INSTRUCTIONS TO FOLLOW –
The records that follow should be retyped word for word.

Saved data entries

* * *

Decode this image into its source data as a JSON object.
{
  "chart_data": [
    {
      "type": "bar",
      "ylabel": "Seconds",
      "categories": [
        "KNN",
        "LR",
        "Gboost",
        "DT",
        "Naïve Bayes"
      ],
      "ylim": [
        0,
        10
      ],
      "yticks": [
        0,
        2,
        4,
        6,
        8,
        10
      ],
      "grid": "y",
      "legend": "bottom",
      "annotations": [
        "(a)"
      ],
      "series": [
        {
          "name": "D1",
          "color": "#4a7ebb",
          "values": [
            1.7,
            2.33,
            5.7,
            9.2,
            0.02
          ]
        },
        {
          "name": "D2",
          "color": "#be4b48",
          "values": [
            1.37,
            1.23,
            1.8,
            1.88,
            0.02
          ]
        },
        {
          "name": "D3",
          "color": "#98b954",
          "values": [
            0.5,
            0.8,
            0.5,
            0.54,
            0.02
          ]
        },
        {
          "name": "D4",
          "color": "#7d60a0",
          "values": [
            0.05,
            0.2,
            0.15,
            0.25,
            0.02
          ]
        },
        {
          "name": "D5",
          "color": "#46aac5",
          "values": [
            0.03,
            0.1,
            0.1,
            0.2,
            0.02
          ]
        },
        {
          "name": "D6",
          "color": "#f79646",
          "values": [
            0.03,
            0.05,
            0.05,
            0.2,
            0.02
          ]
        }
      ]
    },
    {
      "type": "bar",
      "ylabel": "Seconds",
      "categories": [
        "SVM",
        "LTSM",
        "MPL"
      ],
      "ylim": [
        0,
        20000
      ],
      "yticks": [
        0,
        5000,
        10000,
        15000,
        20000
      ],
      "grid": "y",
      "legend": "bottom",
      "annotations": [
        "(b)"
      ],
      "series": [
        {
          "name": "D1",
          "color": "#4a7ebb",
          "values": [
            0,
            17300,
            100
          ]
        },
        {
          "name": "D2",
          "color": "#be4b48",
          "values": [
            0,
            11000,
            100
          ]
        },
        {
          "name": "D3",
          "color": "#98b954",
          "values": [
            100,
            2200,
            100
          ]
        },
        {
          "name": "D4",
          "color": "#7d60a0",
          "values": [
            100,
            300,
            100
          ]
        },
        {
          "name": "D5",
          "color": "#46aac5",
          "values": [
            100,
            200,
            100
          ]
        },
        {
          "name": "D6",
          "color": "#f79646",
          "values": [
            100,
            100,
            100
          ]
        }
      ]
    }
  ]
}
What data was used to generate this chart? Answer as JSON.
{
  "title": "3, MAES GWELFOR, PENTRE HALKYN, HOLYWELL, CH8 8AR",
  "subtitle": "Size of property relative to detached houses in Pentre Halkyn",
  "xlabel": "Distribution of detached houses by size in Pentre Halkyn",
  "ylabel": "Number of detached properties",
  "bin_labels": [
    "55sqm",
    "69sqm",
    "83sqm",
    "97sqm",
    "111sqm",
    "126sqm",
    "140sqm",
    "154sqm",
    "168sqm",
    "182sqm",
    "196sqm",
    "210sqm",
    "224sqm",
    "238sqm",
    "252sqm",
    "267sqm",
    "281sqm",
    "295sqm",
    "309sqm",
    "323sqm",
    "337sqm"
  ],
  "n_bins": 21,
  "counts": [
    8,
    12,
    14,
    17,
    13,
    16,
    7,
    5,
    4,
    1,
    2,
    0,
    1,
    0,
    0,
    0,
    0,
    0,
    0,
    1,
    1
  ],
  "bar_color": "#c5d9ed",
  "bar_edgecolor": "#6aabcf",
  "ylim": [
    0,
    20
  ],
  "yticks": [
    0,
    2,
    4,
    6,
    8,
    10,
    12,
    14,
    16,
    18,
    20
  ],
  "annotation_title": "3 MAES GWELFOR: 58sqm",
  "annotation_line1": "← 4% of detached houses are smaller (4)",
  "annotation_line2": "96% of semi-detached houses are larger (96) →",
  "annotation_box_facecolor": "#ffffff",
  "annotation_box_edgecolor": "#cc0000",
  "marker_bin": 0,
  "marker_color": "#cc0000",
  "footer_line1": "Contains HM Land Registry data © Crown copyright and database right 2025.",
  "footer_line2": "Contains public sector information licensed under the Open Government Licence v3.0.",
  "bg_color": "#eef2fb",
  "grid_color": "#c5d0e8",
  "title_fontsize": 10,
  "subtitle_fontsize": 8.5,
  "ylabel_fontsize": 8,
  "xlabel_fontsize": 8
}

* * *

RESULT OF THE EXERCISE –
Decode this image into its source data as a JSON object.
{
  "chart_data": [
    {
      "type": "bar",
      "ylabel": "Seconds",
      "categories": [
        "KNN",
        "LR",
        "Gboost",
        "DT",
        "Naïve Bayes"
      ],
      "ylim": [
        0,
        10
      ],
      "yticks": [
        0,
        2,
        4,
        6,
        8,
        10
      ],
      "grid": "y",
      "legend": "bottom",
      "annotations": [
        "(a)"
      ],
      "series": [
        {
          "name": "D1",
          "color": "#4a7ebb",
          "values": [
            1.7,
            2.33,
            5.7,
            9.2,
            0.02
          ]
        },
        {
          "name": "D2",
          "color": "#be4b48",
          "values": [
            1.37,
            1.23,
            1.8,
            1.88,
            0.02
          ]
        },
        {
          "name": "D3",
          "color": "#98b954",
          "values": [
            0.5,
            0.8,
            0.5,
            0.54,
            0.02
          ]
        },
        {
          "name": "D4",
          "color": "#7d60a0",
          "values": [
            0.05,
            0.2,
            0.15,
            0.25,
            0.02
          ]
        },
        {
          "name": "D5",
          "color": "#46aac5",
          "values": [
            0.03,
            0.1,
            0.1,
            0.2,
            0.02
          ]
        },
        {
          "name": "D6",
          "color": "#f79646",
          "values": [
            0.03,
            0.05,
            0.05,
            0.2,
            0.02
          ]
        }
      ]
    },
    {
      "type": "bar",
      "ylabel": "Seconds",
      "categories": [
        "SVM",
        "LTSM",
        "MPL"
      ],
      "ylim": [
        0,
        20000
      ],
      "yticks": [
        0,
        5000,
        10000,
        15000,
        20000
      ],
      "grid": "y",
      "legend": "bottom",
      "annotations": [
        "(b)"
      ],
      "series": [
        {
          "name": "D1",
          "color": "#4a7ebb",
          "values": [
            0,
            17300,
            100
          ]
        },
        {
          "name": "D2",
          "color": "#be4b48",
          "values": [
            0,
            11000,
            100
          ]
        },
        {
          "name": "D3",
          "color": "#98b954",
          "values": [
            100,
            2200,
            100
          ]
        },
        {
          "name": "D4",
          "color": "#7d60a0",
          "values": [
            100,
            300,
            100
          ]
        },
        {
          "name": "D5",
          "color": "#46aac5",
          "values": [
            100,
            200,
            100
          ]
        },
        {
          "name": "D6",
          "color": "#f79646",
          "values": [
            100,
            100,
            100
          ]
        }
      ]
    }
  ]
}
What data was used to generate this chart? Answer as JSON.
{
  "title": "3, MAES GWELFOR, PENTRE HALKYN, HOLYWELL, CH8 8AR",
  "subtitle": "Size of property relative to detached houses in Pentre Halkyn",
  "xlabel": "Distribution of detached houses by size in Pentre Halkyn",
  "ylabel": "Number of detached properties",
  "bin_labels": [
    "55sqm",
    "69sqm",
    "83sqm",
    "97sqm",
    "111sqm",
    "126sqm",
    "140sqm",
    "154sqm",
    "168sqm",
    "182sqm",
    "196sqm",
    "210sqm",
    "224sqm",
    "238sqm",
    "252sqm",
    "267sqm",
    "281sqm",
    "295sqm",
    "309sqm",
    "323sqm",
    "337sqm"
  ],
  "n_bins": 21,
  "counts": [
    8,
    12,
    14,
    17,
    13,
    16,
    7,
    5,
    4,
    1,
    2,
    0,
    1,
    0,
    0,
    0,
    0,
    0,
    0,
    1,
    1
  ],
  "bar_color": "#c5d9ed",
  "bar_edgecolor": "#6aabcf",
  "ylim": [
    0,
    20
  ],
  "yticks": [
    0,
    2,
    4,
    6,
    8,
    10,
    12,
    14,
    16,
    18,
    20
  ],
  "annotation_title": "3 MAES GWELFOR: 58sqm",
  "annotation_line1": "← 4% of detached houses are smaller (4)",
  "annotation_line2": "96% of semi-detached houses are larger (96) →",
  "annotation_box_facecolor": "#ffffff",
  "annotation_box_edgecolor": "#cc0000",
  "marker_bin": 0,
  "marker_color": "#cc0000",
  "footer_line1": "Contains HM Land Registry data © Crown copyright and database right 2025.",
  "footer_line2": "Contains public sector information licensed under the Open Government Licence v3.0.",
  "bg_color": "#eef2fb",
  "grid_color": "#c5d0e8",
  "title_fontsize": 10,
  "subtitle_fontsize": 8.5,
  "ylabel_fontsize": 8,
  "xlabel_fontsize": 8
}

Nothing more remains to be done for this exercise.